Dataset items

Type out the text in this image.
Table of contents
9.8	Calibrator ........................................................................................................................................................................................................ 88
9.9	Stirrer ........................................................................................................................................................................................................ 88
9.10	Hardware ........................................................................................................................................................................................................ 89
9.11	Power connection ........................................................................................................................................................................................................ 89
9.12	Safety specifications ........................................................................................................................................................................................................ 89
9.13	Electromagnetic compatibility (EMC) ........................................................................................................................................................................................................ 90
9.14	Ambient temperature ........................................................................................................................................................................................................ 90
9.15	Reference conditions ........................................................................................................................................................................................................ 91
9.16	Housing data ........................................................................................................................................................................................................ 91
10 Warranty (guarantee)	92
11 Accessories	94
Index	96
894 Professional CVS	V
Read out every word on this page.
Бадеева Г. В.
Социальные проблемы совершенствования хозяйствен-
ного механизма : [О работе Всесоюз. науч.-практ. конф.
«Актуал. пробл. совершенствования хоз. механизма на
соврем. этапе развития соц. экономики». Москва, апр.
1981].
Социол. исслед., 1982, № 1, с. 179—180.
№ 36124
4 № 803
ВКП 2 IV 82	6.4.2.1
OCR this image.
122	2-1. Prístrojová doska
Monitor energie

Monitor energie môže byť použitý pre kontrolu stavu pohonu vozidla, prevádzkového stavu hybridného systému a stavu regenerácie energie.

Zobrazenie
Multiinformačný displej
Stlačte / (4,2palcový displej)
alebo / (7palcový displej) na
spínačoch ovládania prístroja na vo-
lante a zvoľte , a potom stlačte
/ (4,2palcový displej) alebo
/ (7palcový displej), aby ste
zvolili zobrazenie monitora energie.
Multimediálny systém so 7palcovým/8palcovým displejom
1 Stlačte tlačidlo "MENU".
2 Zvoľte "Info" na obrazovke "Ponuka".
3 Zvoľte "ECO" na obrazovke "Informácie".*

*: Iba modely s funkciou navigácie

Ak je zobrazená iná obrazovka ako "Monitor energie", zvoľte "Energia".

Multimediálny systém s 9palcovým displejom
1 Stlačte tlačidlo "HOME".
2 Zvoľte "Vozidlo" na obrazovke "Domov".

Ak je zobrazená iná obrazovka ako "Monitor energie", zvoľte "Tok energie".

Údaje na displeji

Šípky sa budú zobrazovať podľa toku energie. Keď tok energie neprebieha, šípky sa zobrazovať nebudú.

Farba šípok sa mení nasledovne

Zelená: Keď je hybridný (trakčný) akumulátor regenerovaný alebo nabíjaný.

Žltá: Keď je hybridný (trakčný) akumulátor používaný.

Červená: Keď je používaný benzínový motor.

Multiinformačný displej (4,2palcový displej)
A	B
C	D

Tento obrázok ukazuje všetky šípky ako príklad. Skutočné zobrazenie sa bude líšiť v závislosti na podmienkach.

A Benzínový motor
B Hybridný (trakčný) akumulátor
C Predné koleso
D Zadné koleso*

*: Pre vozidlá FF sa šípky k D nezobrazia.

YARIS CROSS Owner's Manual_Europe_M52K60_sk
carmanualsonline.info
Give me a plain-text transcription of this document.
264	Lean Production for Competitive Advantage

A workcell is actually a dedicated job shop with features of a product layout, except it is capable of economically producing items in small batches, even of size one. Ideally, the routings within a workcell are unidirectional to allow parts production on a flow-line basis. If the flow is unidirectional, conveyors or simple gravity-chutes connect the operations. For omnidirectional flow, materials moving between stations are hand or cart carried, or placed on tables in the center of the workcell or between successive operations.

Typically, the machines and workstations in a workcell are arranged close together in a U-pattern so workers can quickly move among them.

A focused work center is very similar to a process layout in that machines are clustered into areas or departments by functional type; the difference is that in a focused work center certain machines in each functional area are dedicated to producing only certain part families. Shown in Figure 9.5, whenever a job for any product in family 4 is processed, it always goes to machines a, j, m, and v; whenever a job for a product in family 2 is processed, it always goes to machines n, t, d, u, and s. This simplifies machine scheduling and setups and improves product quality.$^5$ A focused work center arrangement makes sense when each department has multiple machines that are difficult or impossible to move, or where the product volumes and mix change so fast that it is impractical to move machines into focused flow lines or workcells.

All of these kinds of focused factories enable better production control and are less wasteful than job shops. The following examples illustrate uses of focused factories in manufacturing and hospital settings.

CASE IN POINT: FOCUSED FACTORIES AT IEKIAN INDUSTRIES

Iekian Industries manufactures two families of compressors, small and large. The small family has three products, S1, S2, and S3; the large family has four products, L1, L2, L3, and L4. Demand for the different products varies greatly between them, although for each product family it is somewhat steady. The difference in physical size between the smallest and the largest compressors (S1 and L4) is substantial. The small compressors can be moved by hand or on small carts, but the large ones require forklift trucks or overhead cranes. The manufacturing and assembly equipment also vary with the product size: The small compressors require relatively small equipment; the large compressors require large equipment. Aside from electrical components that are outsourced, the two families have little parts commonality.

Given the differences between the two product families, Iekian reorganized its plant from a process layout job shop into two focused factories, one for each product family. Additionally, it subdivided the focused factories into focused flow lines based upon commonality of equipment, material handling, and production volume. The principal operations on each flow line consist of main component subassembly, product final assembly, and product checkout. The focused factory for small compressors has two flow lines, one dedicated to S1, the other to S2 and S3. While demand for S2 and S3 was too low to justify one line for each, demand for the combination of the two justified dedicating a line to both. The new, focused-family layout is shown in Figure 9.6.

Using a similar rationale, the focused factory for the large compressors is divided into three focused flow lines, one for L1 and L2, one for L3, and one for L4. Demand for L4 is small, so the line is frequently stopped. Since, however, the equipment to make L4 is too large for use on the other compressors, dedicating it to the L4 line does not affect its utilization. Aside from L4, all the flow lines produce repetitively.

Task directions —
Extract every entry in the listing word for word.

Exercise result —
Type out the text in this image.
Table of contents
9.8	Calibrator ........................................................................................................................................................................................................ 88
9.9	Stirrer ........................................................................................................................................................................................................ 88
9.10	Hardware ........................................................................................................................................................................................................ 89
9.11	Power connection ........................................................................................................................................................................................................ 89
9.12	Safety specifications ........................................................................................................................................................................................................ 89
9.13	Electromagnetic compatibility (EMC) ........................................................................................................................................................................................................ 90
9.14	Ambient temperature ........................................................................................................................................................................................................ 90
9.15	Reference conditions ........................................................................................................................................................................................................ 91
9.16	Housing data ........................................................................................................................................................................................................ 91
10 Warranty (guarantee)	92
11 Accessories	94
Index	96
894 Professional CVS	V
Read out every word on this page.
Бадеева Г. В.
Социальные проблемы совершенствования хозяйствен-
ного механизма : [О работе Всесоюз. науч.-практ. конф.
«Актуал. пробл. совершенствования хоз. механизма на
соврем. этапе развития соц. экономики». Москва, апр.
1981].
Социол. исслед., 1982, № 1, с. 179—180.
№ 36124
4 № 803
ВКП 2 IV 82	6.4.2.1
OCR this image.
122	2-1. Prístrojová doska
Monitor energie

Monitor energie môže byť použitý pre kontrolu stavu pohonu vozidla, prevádzkového stavu hybridného systému a stavu regenerácie energie.

Zobrazenie
Multiinformačný displej
Stlačte / (4,2palcový displej)
alebo / (7palcový displej) na
spínačoch ovládania prístroja na vo-
lante a zvoľte , a potom stlačte
/ (4,2palcový displej) alebo
/ (7palcový displej), aby ste
zvolili zobrazenie monitora energie.
Multimediálny systém so 7palcovým/8palcovým displejom
1 Stlačte tlačidlo "MENU".
2 Zvoľte "Info" na obrazovke "Ponuka".
3 Zvoľte "ECO" na obrazovke "Informácie".*

*: Iba modely s funkciou navigácie

Ak je zobrazená iná obrazovka ako "Monitor energie", zvoľte "Energia".

Multimediálny systém s 9palcovým displejom
1 Stlačte tlačidlo "HOME".
2 Zvoľte "Vozidlo" na obrazovke "Domov".

Ak je zobrazená iná obrazovka ako "Monitor energie", zvoľte "Tok energie".

Údaje na displeji

Šípky sa budú zobrazovať podľa toku energie. Keď tok energie neprebieha, šípky sa zobrazovať nebudú.

Farba šípok sa mení nasledovne

Zelená: Keď je hybridný (trakčný) akumulátor regenerovaný alebo nabíjaný.

Žltá: Keď je hybridný (trakčný) akumulátor používaný.

Červená: Keď je používaný benzínový motor.

Multiinformačný displej (4,2palcový displej)
A	B
C	D

Tento obrázok ukazuje všetky šípky ako príklad. Skutočné zobrazenie sa bude líšiť v závislosti na podmienkach.

A Benzínový motor
B Hybridný (trakčný) akumulátor
C Predné koleso
D Zadné koleso*

*: Pre vozidlá FF sa šípky k D nezobrazia.

YARIS CROSS Owner's Manual_Europe_M52K60_sk
carmanualsonline.info
Give me a plain-text transcription of this document.
264	Lean Production for Competitive Advantage

A workcell is actually a dedicated job shop with features of a product layout, except it is capable of economically producing items in small batches, even of size one. Ideally, the routings within a workcell are unidirectional to allow parts production on a flow-line basis. If the flow is unidirectional, conveyors or simple gravity-chutes connect the operations. For omnidirectional flow, materials moving between stations are hand or cart carried, or placed on tables in the center of the workcell or between successive operations.

Typically, the machines and workstations in a workcell are arranged close together in a U-pattern so workers can quickly move among them.

A focused work center is very similar to a process layout in that machines are clustered into areas or departments by functional type; the difference is that in a focused work center certain machines in each functional area are dedicated to producing only certain part families. Shown in Figure 9.5, whenever a job for any product in family 4 is processed, it always goes to machines a, j, m, and v; whenever a job for a product in family 2 is processed, it always goes to machines n, t, d, u, and s. This simplifies machine scheduling and setups and improves product quality.$^5$ A focused work center arrangement makes sense when each department has multiple machines that are difficult or impossible to move, or where the product volumes and mix change so fast that it is impractical to move machines into focused flow lines or workcells.

All of these kinds of focused factories enable better production control and are less wasteful than job shops. The following examples illustrate uses of focused factories in manufacturing and hospital settings.

CASE IN POINT: FOCUSED FACTORIES AT IEKIAN INDUSTRIES

Iekian Industries manufactures two families of compressors, small and large. The small family has three products, S1, S2, and S3; the large family has four products, L1, L2, L3, and L4. Demand for the different products varies greatly between them, although for each product family it is somewhat steady. The difference in physical size between the smallest and the largest compressors (S1 and L4) is substantial. The small compressors can be moved by hand or on small carts, but the large ones require forklift trucks or overhead cranes. The manufacturing and assembly equipment also vary with the product size: The small compressors require relatively small equipment; the large compressors require large equipment. Aside from electrical components that are outsourced, the two families have little parts commonality.

Given the differences between the two product families, Iekian reorganized its plant from a process layout job shop into two focused factories, one for each product family. Additionally, it subdivided the focused factories into focused flow lines based upon commonality of equipment, material handling, and production volume. The principal operations on each flow line consist of main component subassembly, product final assembly, and product checkout. The focused factory for small compressors has two flow lines, one dedicated to S1, the other to S2 and S3. While demand for S2 and S3 was too low to justify one line for each, demand for the combination of the two justified dedicating a line to both. The new, focused-family layout is shown in Figure 9.6.

Using a similar rationale, the focused factory for the large compressors is divided into three focused flow lines, one for L1 and L2, one for L3, and one for L4. Demand for L4 is small, so the line is frequently stopped. Since, however, the equipment to make L4 is too large for use on the other compressors, dedicating it to the L4 line does not affect its utilization. Aside from L4, all the flow lines produce repetitively.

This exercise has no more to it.